(WRITTEN TASK):
Write every entry out again exactly, please, and skip the pictures.

---+---

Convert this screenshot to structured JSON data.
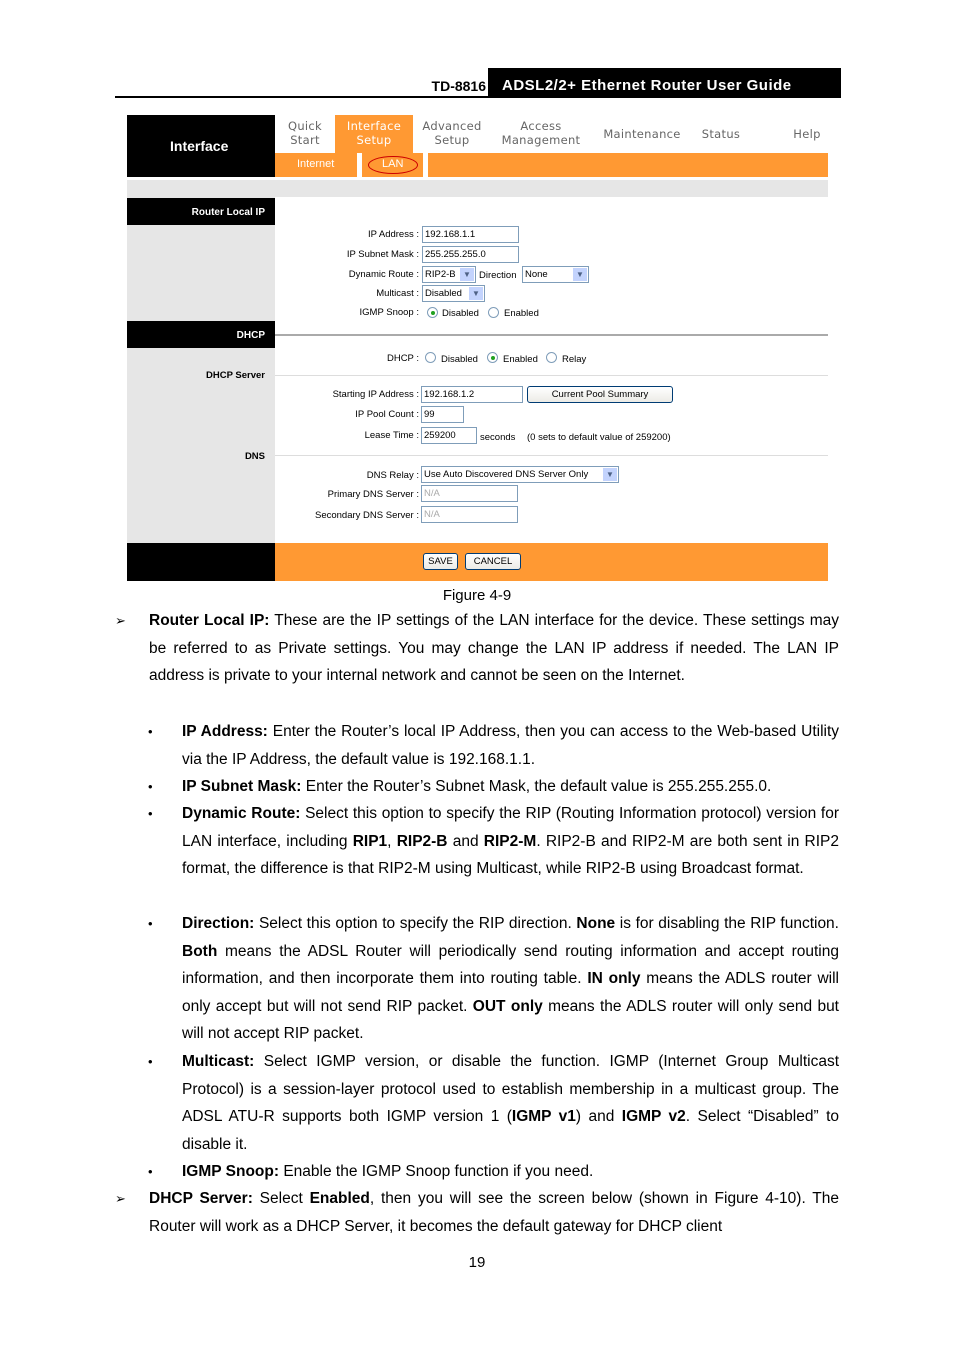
{
  "header": {
    "model": "TD-8816",
    "title": "ADSL2/2+ Ethernet Router User Guide"
  },
  "figure": {
    "brand": "Interface",
    "nav": [
      {
        "line1": "Quick",
        "line2": "Start"
      },
      {
        "line1": "Interface",
        "line2": "Setup",
        "active": true
      },
      {
        "line1": "Advanced",
        "line2": "Setup"
      },
      {
        "line1": "Access",
        "line2": "Management"
      },
      {
        "line1": "Maintenance",
        "line2": ""
      },
      {
        "line1": "Status",
        "line2": ""
      },
      {
        "line1": "Help",
        "line2": ""
      }
    ],
    "subnav": [
      "Internet",
      "LAN"
    ],
    "sections": {
      "router_local_ip": "Router Local IP",
      "dhcp": "DHCP",
      "dhcp_server": "DHCP Server",
      "dns": "DNS"
    },
    "fields": {
      "ip_address": {
        "label": "IP Address :",
        "value": "192.168.1.1"
      },
      "subnet_mask": {
        "label": "IP Subnet Mask :",
        "value": "255.255.255.0"
      },
      "dynamic_route": {
        "label": "Dynamic Route :",
        "value": "RIP2-B"
      },
      "direction": {
        "label": "Direction",
        "value": "None"
      },
      "multicast": {
        "label": "Multicast :",
        "value": "Disabled"
      },
      "igmp_snoop": {
        "label": "IGMP Snoop :",
        "options": [
          "Disabled",
          "Enabled"
        ],
        "selected": "Disabled"
      },
      "dhcp": {
        "label": "DHCP :",
        "options": [
          "Disabled",
          "Enabled",
          "Relay"
        ],
        "selected": "Enabled"
      },
      "starting_ip": {
        "label": "Starting IP Address :",
        "value": "192.168.1.2"
      },
      "pool_summary_button": "Current Pool Summary",
      "pool_count": {
        "label": "IP Pool Count :",
        "value": "99"
      },
      "lease_time": {
        "label": "Lease Time :",
        "value": "259200",
        "unit": "seconds",
        "hint": "(0 sets to default value of 259200)"
      },
      "dns_relay": {
        "label": "DNS Relay :",
        "value": "Use Auto Discovered DNS Server Only"
      },
      "primary_dns": {
        "label": "Primary DNS Server :",
        "value": "N/A"
      },
      "secondary_dns": {
        "label": "Secondary DNS Server :",
        "value": "N/A"
      }
    },
    "buttons": {
      "save": "SAVE",
      "cancel": "CANCEL"
    },
    "caption": "Figure 4-9"
  },
  "body": {
    "p1_bold": "Router Local IP:",
    "p1": " These are the IP settings of the LAN interface for the device. These settings may be referred to as Private settings. You may change the LAN IP address if needed. The LAN IP address is private to your internal network and cannot be seen on the Internet.",
    "b1_bold": "IP Address:",
    "b1": " Enter the Router’s local IP Address, then you can access to the Web-based Utility via the IP Address, the default value is 192.168.1.1.",
    "b2_bold": "IP Subnet Mask:",
    "b2": " Enter the Router’s Subnet Mask, the default value is 255.255.255.0.",
    "b3_bold": "Dynamic Route:",
    "b3a": " Select this option to specify the RIP (Routing Information protocol) version for LAN interface, including ",
    "b3_rip1": "RIP1",
    "b3_rip2b": "RIP2-B",
    "b3_and": " and ",
    "b3_rip2m": "RIP2-M",
    "b3b": ". RIP2-B and RIP2-M are both sent in RIP2 format, the difference is that RIP2-M using Multicast, while RIP2-B using Broadcast format.",
    "b4_bold": "Direction:",
    "b4a": " Select this option to specify the RIP direction. ",
    "b4_none": "None",
    "b4b": " is for disabling the RIP function. ",
    "b4_both": "Both",
    "b4c": " means the ADSL Router will periodically send routing information and accept routing information, and then incorporate them into routing table. ",
    "b4_in": "IN only",
    "b4d": " means the ADLS router will only accept but will not send RIP packet. ",
    "b4_out": "OUT only",
    "b4e": " means the ADLS router will only send but will not accept RIP packet.",
    "b5_bold": "Multicast:",
    "b5a": " Select IGMP version, or disable the function. IGMP (Internet Group Multicast Protocol) is a session-layer protocol used to establish membership in a multicast group. The ADSL ATU-R supports both IGMP version 1 (",
    "b5_v1": "IGMP v1",
    "b5b": ") and ",
    "b5_v2": "IGMP v2",
    "b5c": ". Select “Disabled” to disable it.",
    "b6_bold": "IGMP Snoop:",
    "b6": " Enable the IGMP Snoop function if you need.",
    "p2_bold": "DHCP Server:",
    "p2a": " Select ",
    "p2_enabled": "Enabled",
    "p2b": ", then you will see the screen below (shown in Figure 4-10). The Router will work as a DHCP Server, it becomes the default gateway for DHCP client"
  },
  "page_number": "19"
}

---+---

(WORKED SOLUTION):
Convert this screenshot to structured JSON data.
{
  "header": {
    "model": "TD-8816",
    "title": "ADSL2/2+ Ethernet Router User Guide"
  },
  "figure": {
    "brand": "Interface",
    "nav": [
      {
        "line1": "Quick",
        "line2": "Start"
      },
      {
        "line1": "Interface",
        "line2": "Setup",
        "active": true
      },
      {
        "line1": "Advanced",
        "line2": "Setup"
      },
      {
        "line1": "Access",
        "line2": "Management"
      },
      {
        "line1": "Maintenance",
        "line2": ""
      },
      {
        "line1": "Status",
        "line2": ""
      },
      {
        "line1": "Help",
        "line2": ""
      }
    ],
    "subnav": [
      "Internet",
      "LAN"
    ],
    "sections": {
      "router_local_ip": "Router Local IP",
      "dhcp": "DHCP",
      "dhcp_server": "DHCP Server",
      "dns": "DNS"
    },
    "fields": {
      "ip_address": {
        "label": "IP Address :",
        "value": "192.168.1.1"
      },
      "subnet_mask": {
        "label": "IP Subnet Mask :",
        "value": "255.255.255.0"
      },
      "dynamic_route": {
        "label": "Dynamic Route :",
        "value": "RIP2-B"
      },
      "direction": {
        "label": "Direction",
        "value": "None"
      },
      "multicast": {
        "label": "Multicast :",
        "value": "Disabled"
      },
      "igmp_snoop": {
        "label": "IGMP Snoop :",
        "options": [
          "Disabled",
          "Enabled"
        ],
        "selected": "Disabled"
      },
      "dhcp": {
        "label": "DHCP :",
        "options": [
          "Disabled",
          "Enabled",
          "Relay"
        ],
        "selected": "Enabled"
      },
      "starting_ip": {
        "label": "Starting IP Address :",
        "value": "192.168.1.2"
      },
      "pool_summary_button": "Current Pool Summary",
      "pool_count": {
        "label": "IP Pool Count :",
        "value": "99"
      },
      "lease_time": {
        "label": "Lease Time :",
        "value": "259200",
        "unit": "seconds",
        "hint": "(0 sets to default value of 259200)"
      },
      "dns_relay": {
        "label": "DNS Relay :",
        "value": "Use Auto Discovered DNS Server Only"
      },
      "primary_dns": {
        "label": "Primary DNS Server :",
        "value": "N/A"
      },
      "secondary_dns": {
        "label": "Secondary DNS Server :",
        "value": "N/A"
      }
    },
    "buttons": {
      "save": "SAVE",
      "cancel": "CANCEL"
    },
    "caption": "Figure 4-9"
  },
  "body": {
    "p1_bold": "Router Local IP:",
    "p1": " These are the IP settings of the LAN interface for the device. These settings may be referred to as Private settings. You may change the LAN IP address if needed. The LAN IP address is private to your internal network and cannot be seen on the Internet.",
    "b1_bold": "IP Address:",
    "b1": " Enter the Router’s local IP Address, then you can access to the Web-based Utility via the IP Address, the default value is 192.168.1.1.",
    "b2_bold": "IP Subnet Mask:",
    "b2": " Enter the Router’s Subnet Mask, the default value is 255.255.255.0.",
    "b3_bold": "Dynamic Route:",
    "b3a": " Select this option to specify the RIP (Routing Information protocol) version for LAN interface, including ",
    "b3_rip1": "RIP1",
    "b3_rip2b": "RIP2-B",
    "b3_and": " and ",
    "b3_rip2m": "RIP2-M",
    "b3b": ". RIP2-B and RIP2-M are both sent in RIP2 format, the difference is that RIP2-M using Multicast, while RIP2-B using Broadcast format.",
    "b4_bold": "Direction:",
    "b4a": " Select this option to specify the RIP direction. ",
    "b4_none": "None",
    "b4b": " is for disabling the RIP function. ",
    "b4_both": "Both",
    "b4c": " means the ADSL Router will periodically send routing information and accept routing information, and then incorporate them into routing table. ",
    "b4_in": "IN only",
    "b4d": " means the ADLS router will only accept but will not send RIP packet. ",
    "b4_out": "OUT only",
    "b4e": " means the ADLS router will only send but will not accept RIP packet.",
    "b5_bold": "Multicast:",
    "b5a": " Select IGMP version, or disable the function. IGMP (Internet Group Multicast Protocol) is a session-layer protocol used to establish membership in a multicast group. The ADSL ATU-R supports both IGMP version 1 (",
    "b5_v1": "IGMP v1",
    "b5b": ") and ",
    "b5_v2": "IGMP v2",
    "b5c": ". Select “Disabled” to disable it.",
    "b6_bold": "IGMP Snoop:",
    "b6": " Enable the IGMP Snoop function if you need.",
    "p2_bold": "DHCP Server:",
    "p2a": " Select ",
    "p2_enabled": "Enabled",
    "p2b": ", then you will see the screen below (shown in Figure 4-10). The Router will work as a DHCP Server, it becomes the default gateway for DHCP client"
  },
  "page_number": "19"
}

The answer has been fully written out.